— START Provided data —

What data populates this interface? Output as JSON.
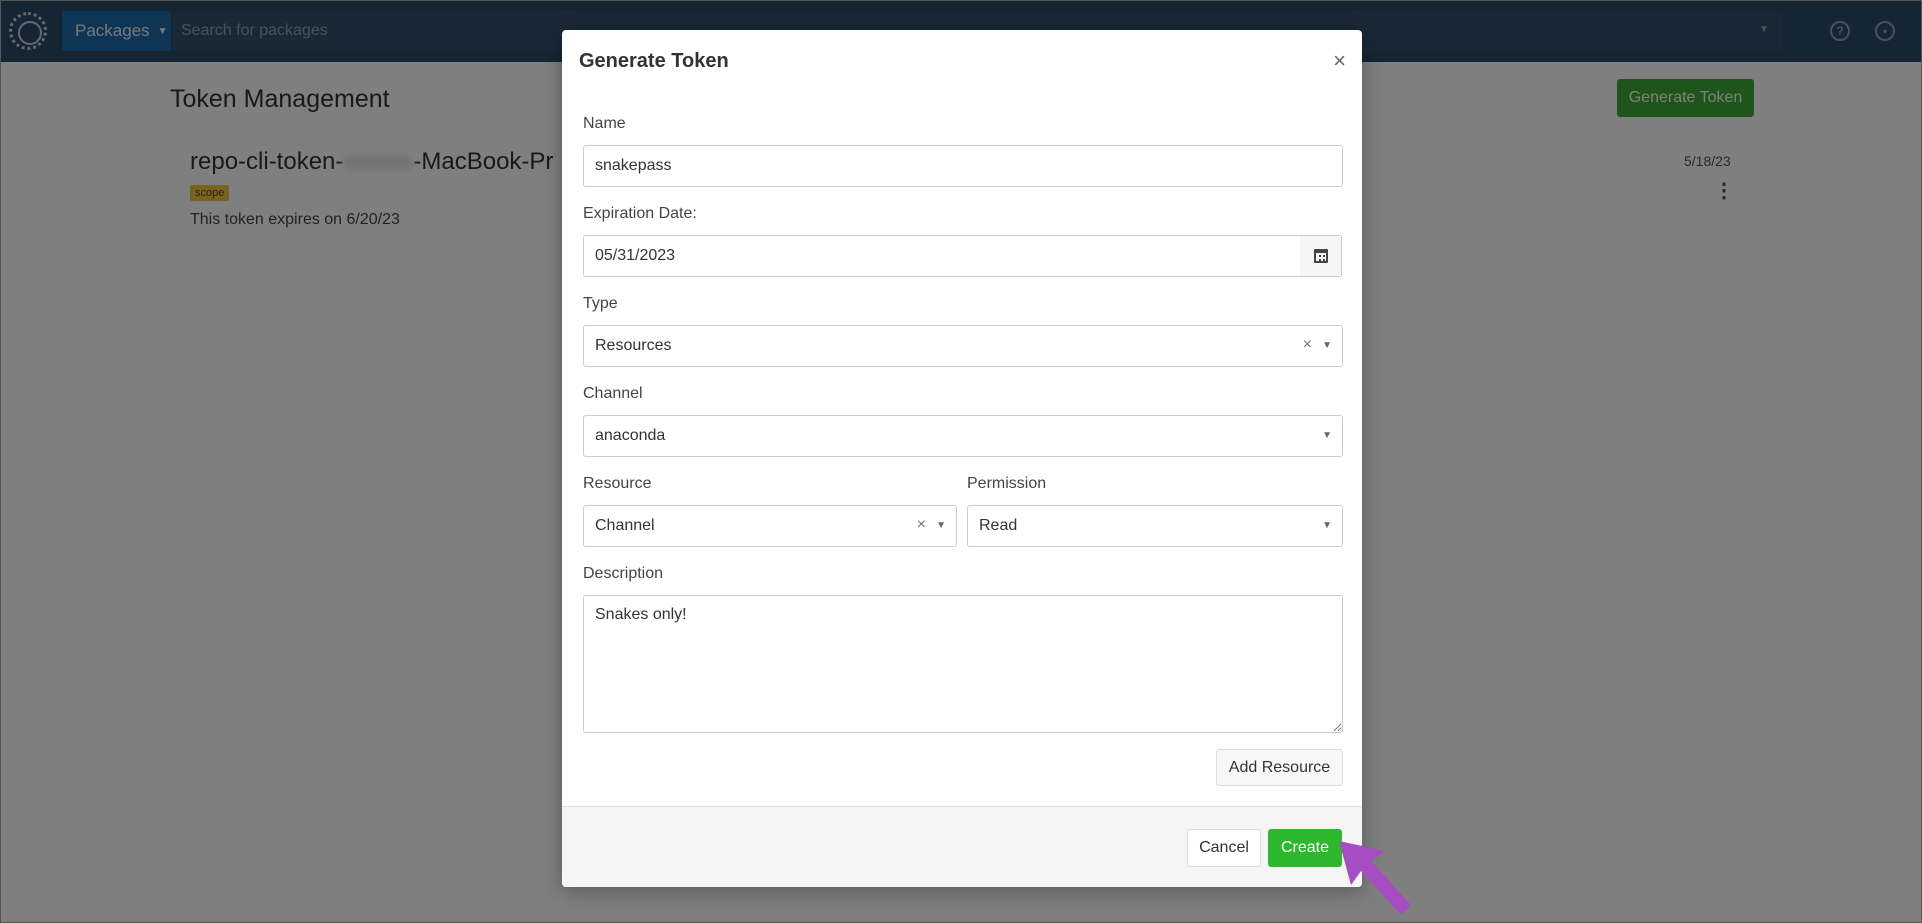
{
  "topbar": {
    "packages_label": "Packages",
    "search_placeholder": "Search for packages"
  },
  "page": {
    "title": "Token Management",
    "generate_button": "Generate Token"
  },
  "token": {
    "name_prefix": "repo-cli-token-",
    "name_suffix": "-MacBook-Pr",
    "scope_badge": "scope",
    "expires_text": "This token expires on 6/20/23",
    "date": "5/18/23"
  },
  "modal": {
    "title": "Generate Token",
    "close": "×",
    "name_label": "Name",
    "name_value": "snakepass",
    "expiration_label": "Expiration Date:",
    "expiration_value": "05/31/2023",
    "type_label": "Type",
    "type_value": "Resources",
    "channel_label": "Channel",
    "channel_value": "anaconda",
    "resource_label": "Resource",
    "resource_value": "Channel",
    "permission_label": "Permission",
    "permission_value": "Read",
    "description_label": "Description",
    "description_value": "Snakes only!",
    "add_resource_button": "Add Resource",
    "cancel_button": "Cancel",
    "create_button": "Create"
  },
  "colors": {
    "topbar": "#2d4a66",
    "primary_green": "#2eb82e",
    "annotation_arrow": "#a64dc4"
  }
}
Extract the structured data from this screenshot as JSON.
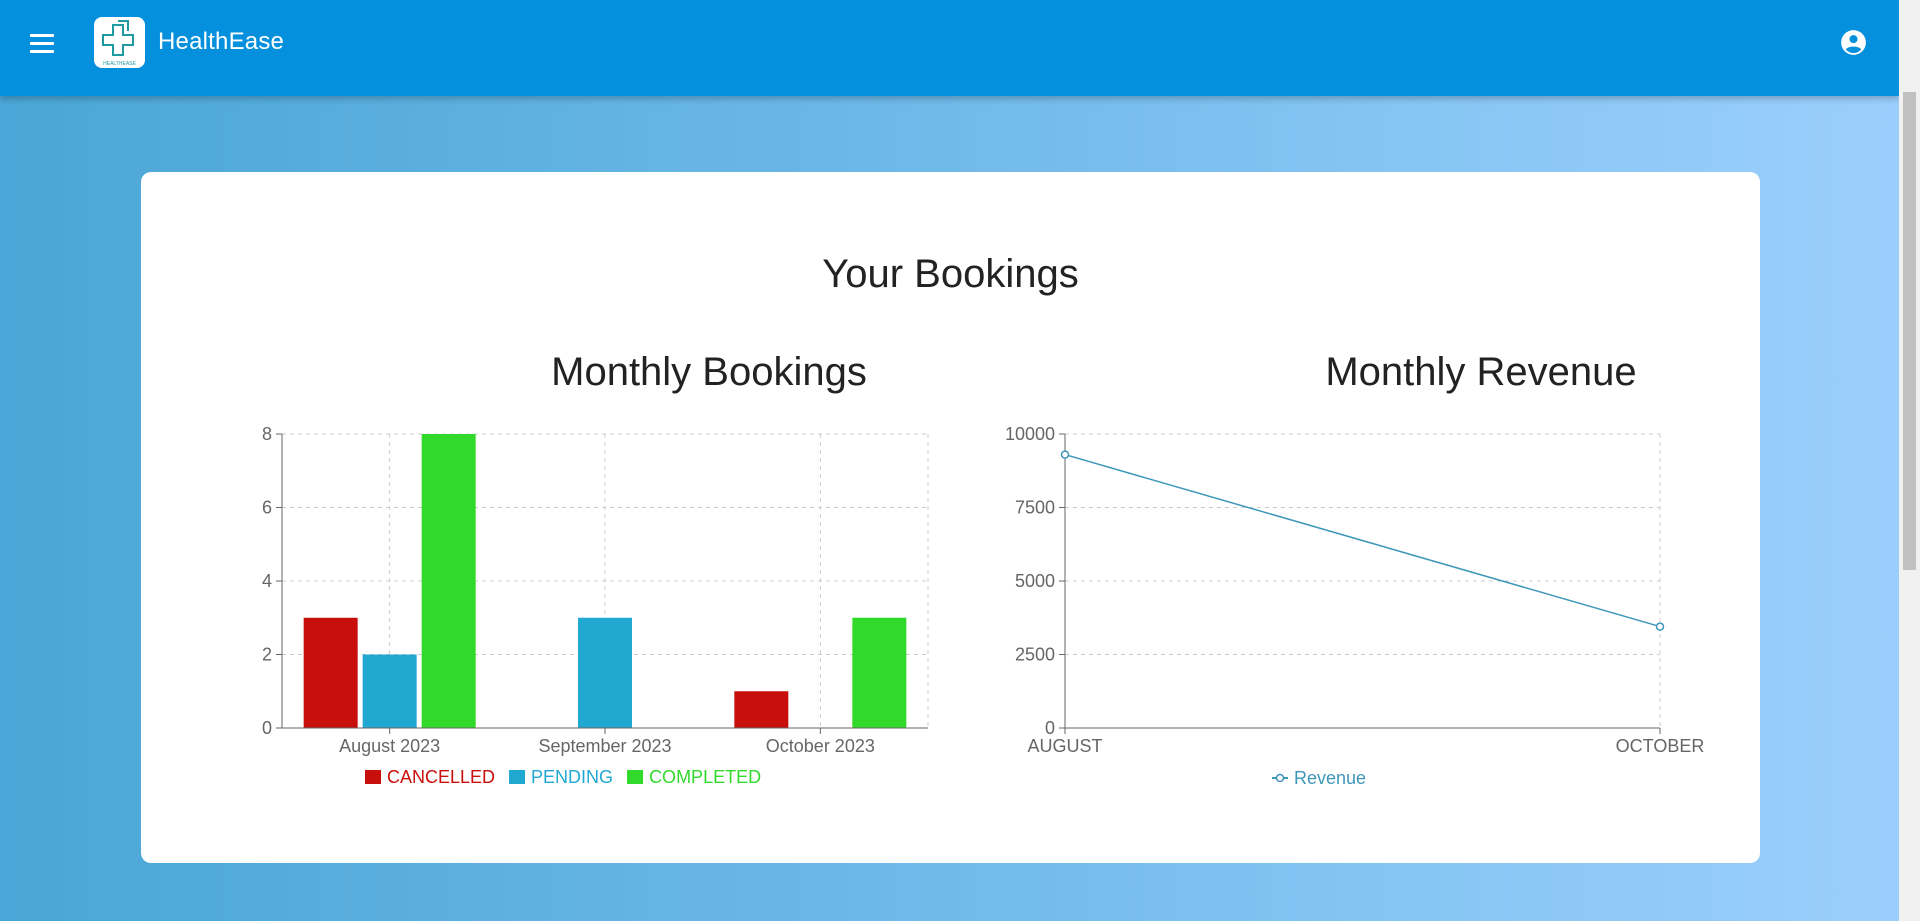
{
  "app": {
    "title": "HealthEase",
    "logo_text": "HEALTHEASE"
  },
  "page": {
    "title": "Your Bookings"
  },
  "colors": {
    "appbar": "#0590dd",
    "cancelled": "#c7100c",
    "pending": "#21a8d1",
    "completed": "#31d92a",
    "revenue": "#3e97b8"
  },
  "icons": {
    "menu": "menu-icon",
    "account": "account-circle-icon"
  },
  "chart_data": [
    {
      "type": "bar",
      "title": "Monthly Bookings",
      "categories": [
        "August 2023",
        "September 2023",
        "October 2023"
      ],
      "series": [
        {
          "name": "CANCELLED",
          "values": [
            3,
            0,
            1
          ],
          "color": "#c7100c"
        },
        {
          "name": "PENDING",
          "values": [
            2,
            3,
            0
          ],
          "color": "#21a8d1"
        },
        {
          "name": "COMPLETED",
          "values": [
            8,
            0,
            3
          ],
          "color": "#31d92a"
        }
      ],
      "yticks": [
        0,
        2,
        4,
        6,
        8
      ],
      "ylim": [
        0,
        8
      ],
      "grid": true,
      "legend": "bottom"
    },
    {
      "type": "line",
      "title": "Monthly Revenue",
      "x": [
        "AUGUST",
        "OCTOBER"
      ],
      "series": [
        {
          "name": "Revenue",
          "values": [
            9300,
            3450
          ],
          "color": "#3e97b8"
        }
      ],
      "yticks": [
        0,
        2500,
        5000,
        7500,
        10000
      ],
      "ylim": [
        0,
        10000
      ],
      "grid": true,
      "legend": "bottom"
    }
  ]
}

— END Provided data —

## Description of the task
Omit the pictures and reproduce the listing exactly.

## Reply
What data populates this interface? Output as JSON.
{
  "topbar": {
    "packages_label": "Packages",
    "search_placeholder": "Search for packages"
  },
  "page": {
    "title": "Token Management",
    "generate_button": "Generate Token"
  },
  "token": {
    "name_prefix": "repo-cli-token-",
    "name_suffix": "-MacBook-Pr",
    "scope_badge": "scope",
    "expires_text": "This token expires on 6/20/23",
    "date": "5/18/23"
  },
  "modal": {
    "title": "Generate Token",
    "close": "×",
    "name_label": "Name",
    "name_value": "snakepass",
    "expiration_label": "Expiration Date:",
    "expiration_value": "05/31/2023",
    "type_label": "Type",
    "type_value": "Resources",
    "channel_label": "Channel",
    "channel_value": "anaconda",
    "resource_label": "Resource",
    "resource_value": "Channel",
    "permission_label": "Permission",
    "permission_value": "Read",
    "description_label": "Description",
    "description_value": "Snakes only!",
    "add_resource_button": "Add Resource",
    "cancel_button": "Cancel",
    "create_button": "Create"
  },
  "colors": {
    "topbar": "#2d4a66",
    "primary_green": "#2eb82e",
    "annotation_arrow": "#a64dc4"
  }
}
Extract the structured data from this screenshot as JSON.
{
  "app": {
    "title": "HealthEase",
    "logo_text": "HEALTHEASE"
  },
  "page": {
    "title": "Your Bookings"
  },
  "colors": {
    "appbar": "#0590dd",
    "cancelled": "#c7100c",
    "pending": "#21a8d1",
    "completed": "#31d92a",
    "revenue": "#3e97b8"
  },
  "icons": {
    "menu": "menu-icon",
    "account": "account-circle-icon"
  },
  "chart_data": [
    {
      "type": "bar",
      "title": "Monthly Bookings",
      "categories": [
        "August 2023",
        "September 2023",
        "October 2023"
      ],
      "series": [
        {
          "name": "CANCELLED",
          "values": [
            3,
            0,
            1
          ],
          "color": "#c7100c"
        },
        {
          "name": "PENDING",
          "values": [
            2,
            3,
            0
          ],
          "color": "#21a8d1"
        },
        {
          "name": "COMPLETED",
          "values": [
            8,
            0,
            3
          ],
          "color": "#31d92a"
        }
      ],
      "yticks": [
        0,
        2,
        4,
        6,
        8
      ],
      "ylim": [
        0,
        8
      ],
      "grid": true,
      "legend": "bottom"
    },
    {
      "type": "line",
      "title": "Monthly Revenue",
      "x": [
        "AUGUST",
        "OCTOBER"
      ],
      "series": [
        {
          "name": "Revenue",
          "values": [
            9300,
            3450
          ],
          "color": "#3e97b8"
        }
      ],
      "yticks": [
        0,
        2500,
        5000,
        7500,
        10000
      ],
      "ylim": [
        0,
        10000
      ],
      "grid": true,
      "legend": "bottom"
    }
  ]
}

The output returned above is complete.